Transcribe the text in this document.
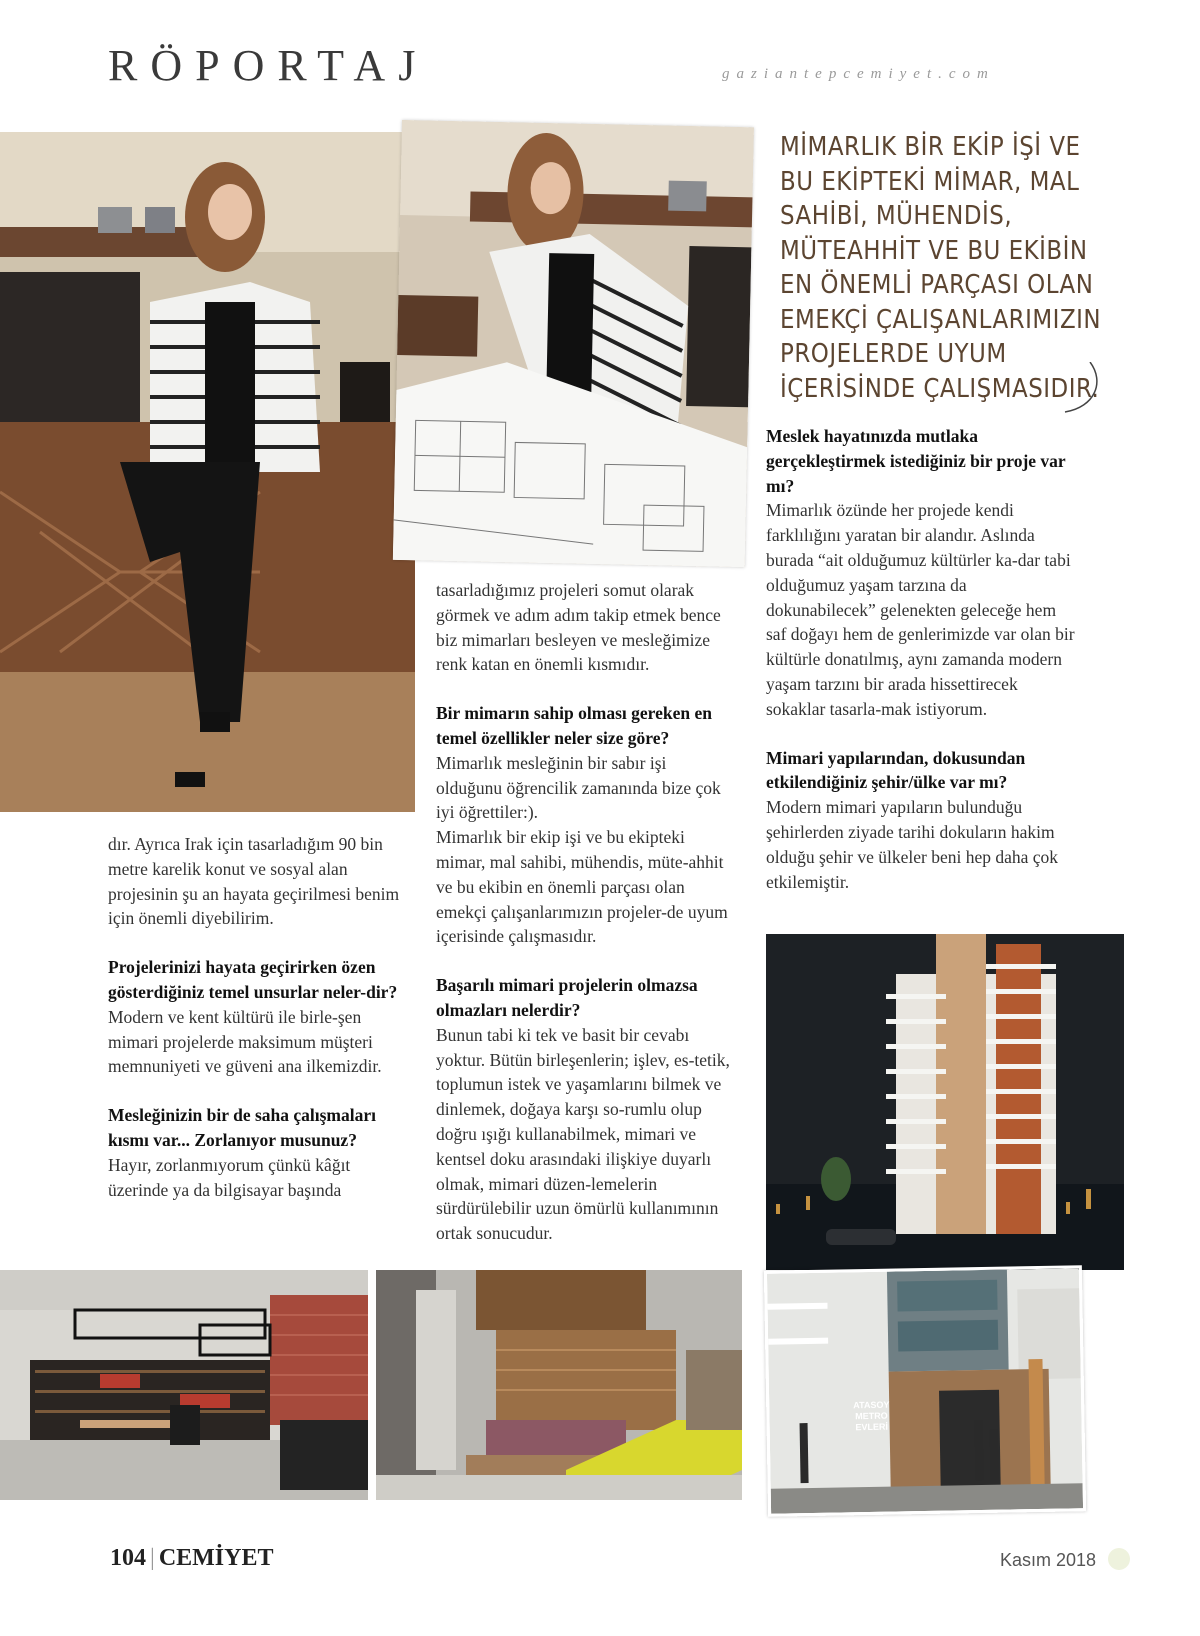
RÖPORTAJ	gaziantepcemiyet.com
MİMARLIK BİR EKİP İŞİ VE BU EKİPTEKİ MİMAR, MAL SAHİBİ, MÜHENDİS, MÜTEAHHİT VE BU EKİBİN EN ÖNEMLİ PARÇASI OLAN EMEKÇİ ÇALIŞANLARIMIZIN PROJELERDE UYUM İÇERİSİNDE ÇALIŞMASIDIR.

dır. Ayrıca Irak için tasarladığım 90 bin metre karelik konut ve sosyal alan projesinin şu an hayata geçirilmesi benim için önemli diyebilirim.

Projelerinizi hayata geçirirken özen gösterdiğiniz temel unsurlar neler-dir?
Modern ve kent kültürü ile birle-şen mimari projelerde maksimum müşteri memnuniyeti ve güveni ana ilkemizdir.

Mesleğinizin bir de saha çalışmaları kısmı var... Zorlanıyor musunuz?
Hayır, zorlanmıyorum çünkü kâğıt üzerinde ya da bilgisayar başında

tasarladığımız projeleri somut olarak görmek ve adım adım takip etmek bence biz mimarları besleyen ve mesleğimize renk katan en önemli kısmıdır.

Bir mimarın sahip olması gereken en temel özellikler neler size göre?
Mimarlık mesleğinin bir sabır işi olduğunu öğrencilik zamanında bize çok iyi öğrettiler:).
Mimarlık bir ekip işi ve bu ekipteki mimar, mal sahibi, mühendis, müte-ahhit ve bu ekibin en önemli parçası olan emekçi çalışanlarımızın projeler-de uyum içerisinde çalışmasıdır.

Başarılı mimari projelerin olmazsa olmazları nelerdir?
Bunun tabi ki tek ve basit bir cevabı yoktur. Bütün birleşenlerin; işlev, es-tetik, toplumun istek ve yaşamlarını bilmek ve dinlemek, doğaya karşı so-rumlu olup doğru ışığı kullanabilmek, mimari ve kentsel doku arasındaki ilişkiye duyarlı olmak, mimari düzen-lemelerin sürdürülebilir uzun ömürlü kullanımının ortak sonucudur.

Meslek hayatınızda mutlaka gerçekleştirmek istediğiniz bir proje var mı?
Mimarlık özünde her projede kendi farklılığını yaratan bir alandır. Aslında burada “ait olduğumuz kültürler ka-dar tabi olduğumuz yaşam tarzına da dokunabilecek” gelenekten geleceğe hem saf doğayı hem de genlerimizde var olan bir kültürle donatılmış, aynı zamanda modern yaşam tarzını bir arada hissettirecek sokaklar tasarla-mak istiyorum.

Mimari yapılarından, dokusundan etkilendiğiniz şehir/ülke var mı?
Modern mimari yapıların bulunduğu şehirlerden ziyade tarihi dokuların hakim olduğu şehir ve ülkeler beni hep daha çok etkilemiştir.

ATASOY
METRO
EVLERİ
104 | CEMİYET	Kasım 2018
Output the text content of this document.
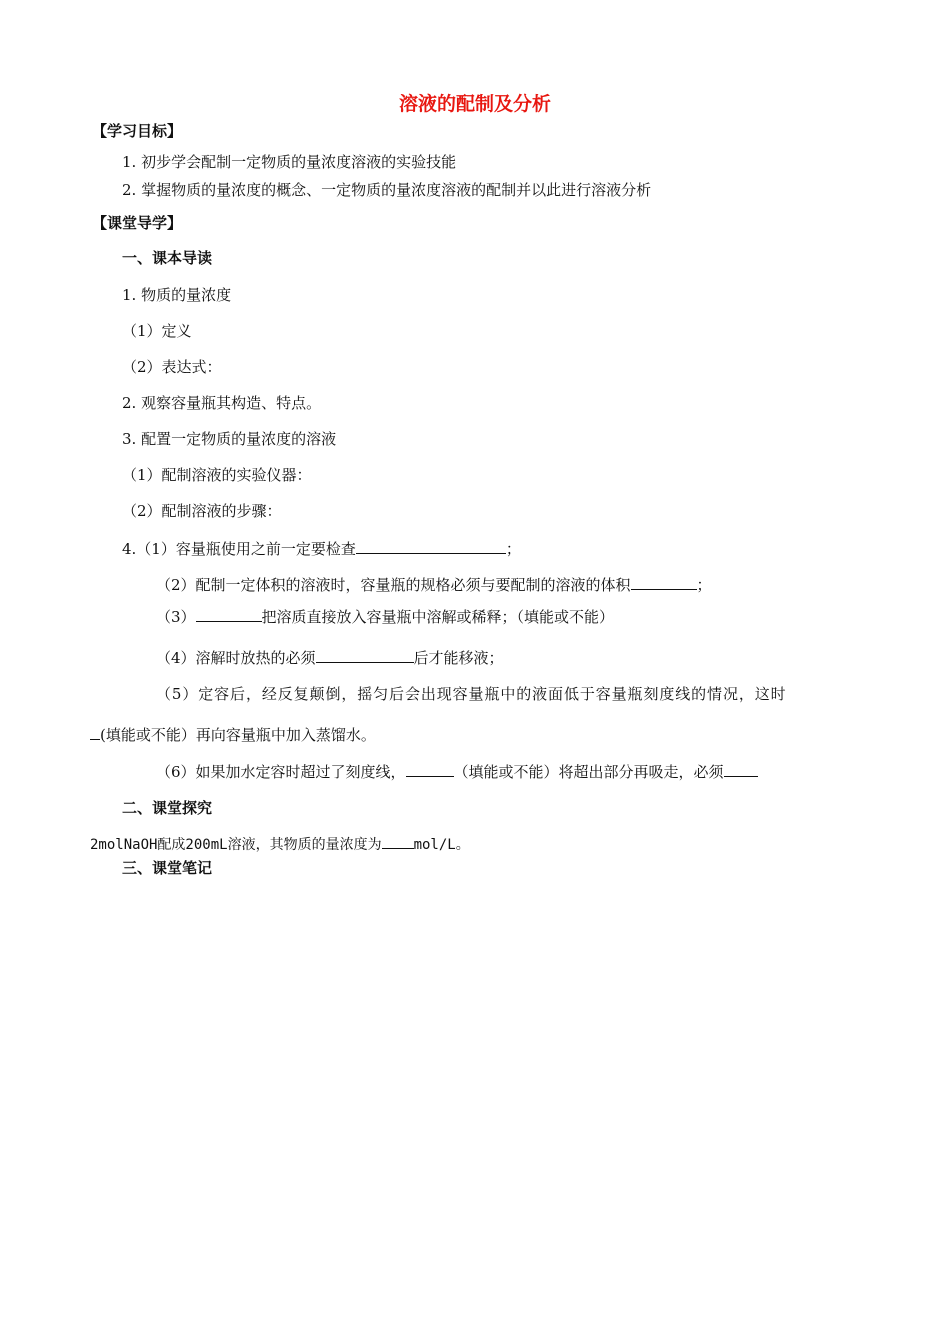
溶液的配制及分析
【学习目标】
1. 初步学会配制一定物质的量浓度溶液的实验技能
2. 掌握物质的量浓度的概念、一定物质的量浓度溶液的配制并以此进行溶液分析
【课堂导学】
一、课本导读
1. 物质的量浓度
（1）定义
（2）表达式：
2. 观察容量瓶其构造、特点。
3. 配置一定物质的量浓度的溶液
（1）配制溶液的实验仪器：
（2）配制溶液的步骤：
4.（1）容量瓶使用之前一定要检查	；
（2）配制一定体积的溶液时，容量瓶的规格必须与要配制的溶液的体积	；
（3）	把溶质直接放入容量瓶中溶解或稀释；（填能或不能）
（4）溶解时放热的必须	后才能移液；
（5）定容后，经反复颠倒，摇匀后会出现容量瓶中的液面低于容量瓶刻度线的情况，这时
(填能或不能）再向容量瓶中加入蒸馏水。
（6）如果加水定容时超过了刻度线，	（填能或不能）将超出部分再吸走，必须
二、课堂探究
2molNaOH配成200mL溶液，其物质的量浓度为 mol/L。
三、课堂笔记
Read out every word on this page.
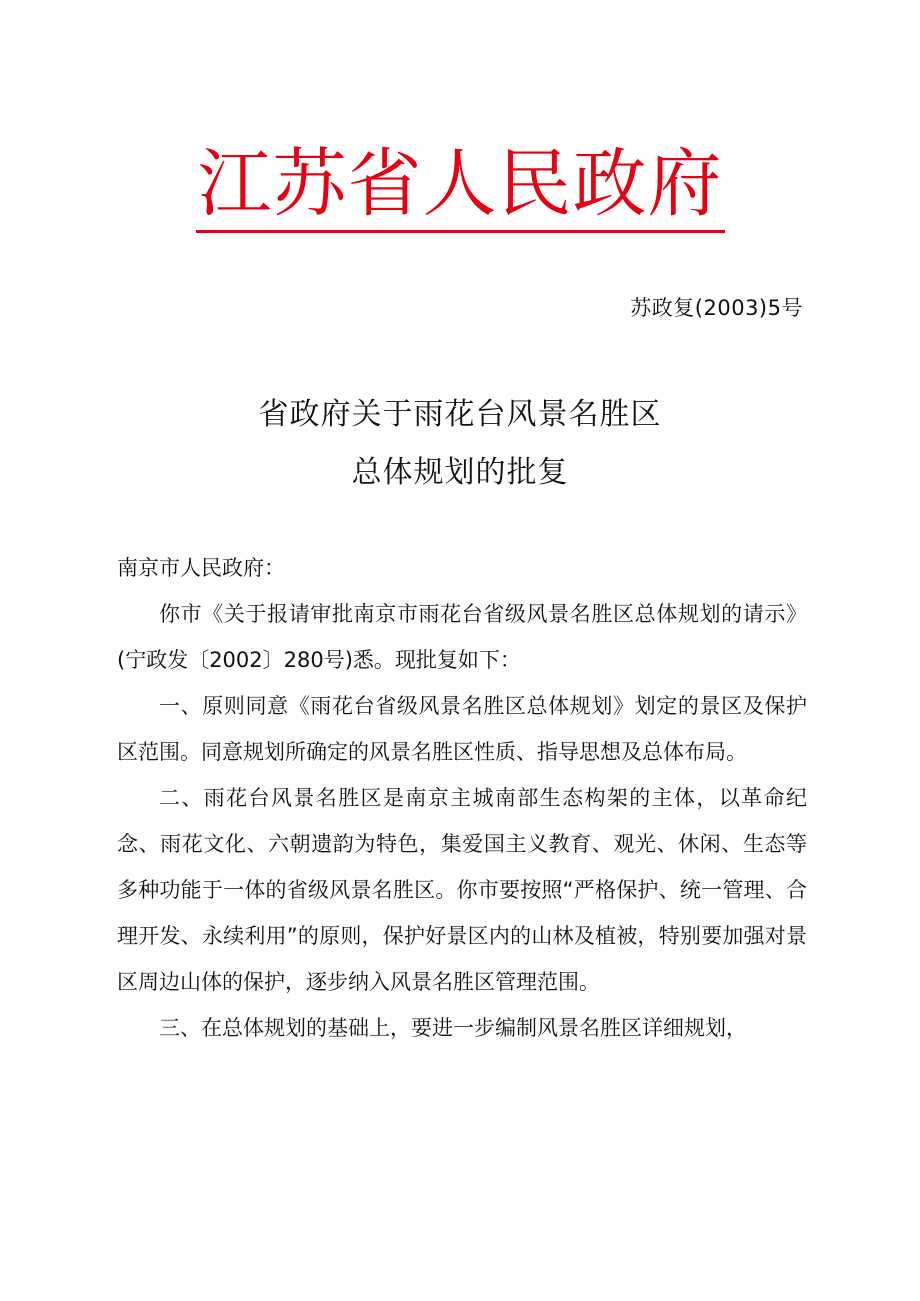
江苏省人民政府
苏政复(2003)5号
省政府关于雨花台风景名胜区
总体规划的批复

南京市人民政府：

你市《关于报请审批南京市雨花台省级风景名胜区总体规划的请示》(宁政发〔2002〕280号)悉。现批复如下：

一、原则同意《雨花台省级风景名胜区总体规划》划定的景区及保护区范围。同意规划所确定的风景名胜区性质、指导思想及总体布局。

二、雨花台风景名胜区是南京主城南部生态构架的主体，以革命纪念、雨花文化、六朝遗韵为特色，集爱国主义教育、观光、休闲、生态等多种功能于一体的省级风景名胜区。你市要按照“严格保护、统一管理、合理开发、永续利用”的原则，保护好景区内的山林及植被，特别要加强对景区周边山体的保护，逐步纳入风景名胜区管理范围。

三、在总体规划的基础上，要进一步编制风景名胜区详细规划，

Instructions to follow → Reproduce the whole listing above word for word, but not its pictures.

Expected answer →
Transcribe the text in this document.
RÖPORTAJ	gaziantepcemiyet.com
MİMARLIK BİR EKİP İŞİ VE BU EKİPTEKİ MİMAR, MAL SAHİBİ, MÜHENDİS, MÜTEAHHİT VE BU EKİBİN EN ÖNEMLİ PARÇASI OLAN EMEKÇİ ÇALIŞANLARIMIZIN PROJELERDE UYUM İÇERİSİNDE ÇALIŞMASIDIR.

dır. Ayrıca Irak için tasarladığım 90 bin metre karelik konut ve sosyal alan projesinin şu an hayata geçirilmesi benim için önemli diyebilirim.

Projelerinizi hayata geçirirken özen gösterdiğiniz temel unsurlar neler-dir?
Modern ve kent kültürü ile birle-şen mimari projelerde maksimum müşteri memnuniyeti ve güveni ana ilkemizdir.

Mesleğinizin bir de saha çalışmaları kısmı var... Zorlanıyor musunuz?
Hayır, zorlanmıyorum çünkü kâğıt üzerinde ya da bilgisayar başında

tasarladığımız projeleri somut olarak görmek ve adım adım takip etmek bence biz mimarları besleyen ve mesleğimize renk katan en önemli kısmıdır.

Bir mimarın sahip olması gereken en temel özellikler neler size göre?
Mimarlık mesleğinin bir sabır işi olduğunu öğrencilik zamanında bize çok iyi öğrettiler:).
Mimarlık bir ekip işi ve bu ekipteki mimar, mal sahibi, mühendis, müte-ahhit ve bu ekibin en önemli parçası olan emekçi çalışanlarımızın projeler-de uyum içerisinde çalışmasıdır.

Başarılı mimari projelerin olmazsa olmazları nelerdir?
Bunun tabi ki tek ve basit bir cevabı yoktur. Bütün birleşenlerin; işlev, es-tetik, toplumun istek ve yaşamlarını bilmek ve dinlemek, doğaya karşı so-rumlu olup doğru ışığı kullanabilmek, mimari ve kentsel doku arasındaki ilişkiye duyarlı olmak, mimari düzen-lemelerin sürdürülebilir uzun ömürlü kullanımının ortak sonucudur.

Meslek hayatınızda mutlaka gerçekleştirmek istediğiniz bir proje var mı?
Mimarlık özünde her projede kendi farklılığını yaratan bir alandır. Aslında burada “ait olduğumuz kültürler ka-dar tabi olduğumuz yaşam tarzına da dokunabilecek” gelenekten geleceğe hem saf doğayı hem de genlerimizde var olan bir kültürle donatılmış, aynı zamanda modern yaşam tarzını bir arada hissettirecek sokaklar tasarla-mak istiyorum.

Mimari yapılarından, dokusundan etkilendiğiniz şehir/ülke var mı?
Modern mimari yapıların bulunduğu şehirlerden ziyade tarihi dokuların hakim olduğu şehir ve ülkeler beni hep daha çok etkilemiştir.

ATASOY
METRO
EVLERİ
104 | CEMİYET	Kasım 2018
Output the text content of this document.
溶液的配制及分析
【学习目标】
1. 初步学会配制一定物质的量浓度溶液的实验技能
2. 掌握物质的量浓度的概念、一定物质的量浓度溶液的配制并以此进行溶液分析
【课堂导学】
一、课本导读
1. 物质的量浓度
（1）定义
（2）表达式：
2. 观察容量瓶其构造、特点。
3. 配置一定物质的量浓度的溶液
（1）配制溶液的实验仪器：
（2）配制溶液的步骤：
4.（1）容量瓶使用之前一定要检查	；
（2）配制一定体积的溶液时，容量瓶的规格必须与要配制的溶液的体积	；
（3）	把溶质直接放入容量瓶中溶解或稀释；（填能或不能）
（4）溶解时放热的必须	后才能移液；
（5）定容后，经反复颠倒，摇匀后会出现容量瓶中的液面低于容量瓶刻度线的情况，这时
(填能或不能）再向容量瓶中加入蒸馏水。
（6）如果加水定容时超过了刻度线，	（填能或不能）将超出部分再吸走，必须
二、课堂探究
2molNaOH配成200mL溶液，其物质的量浓度为 mol/L。
三、课堂笔记
Read out every word on this page.
江苏省人民政府
苏政复(2003)5号
省政府关于雨花台风景名胜区
总体规划的批复

南京市人民政府：

你市《关于报请审批南京市雨花台省级风景名胜区总体规划的请示》(宁政发〔2002〕280号)悉。现批复如下：

一、原则同意《雨花台省级风景名胜区总体规划》划定的景区及保护区范围。同意规划所确定的风景名胜区性质、指导思想及总体布局。

二、雨花台风景名胜区是南京主城南部生态构架的主体，以革命纪念、雨花文化、六朝遗韵为特色，集爱国主义教育、观光、休闲、生态等多种功能于一体的省级风景名胜区。你市要按照“严格保护、统一管理、合理开发、永续利用”的原则，保护好景区内的山林及植被，特别要加强对景区周边山体的保护，逐步纳入风景名胜区管理范围。

三、在总体规划的基础上，要进一步编制风景名胜区详细规划，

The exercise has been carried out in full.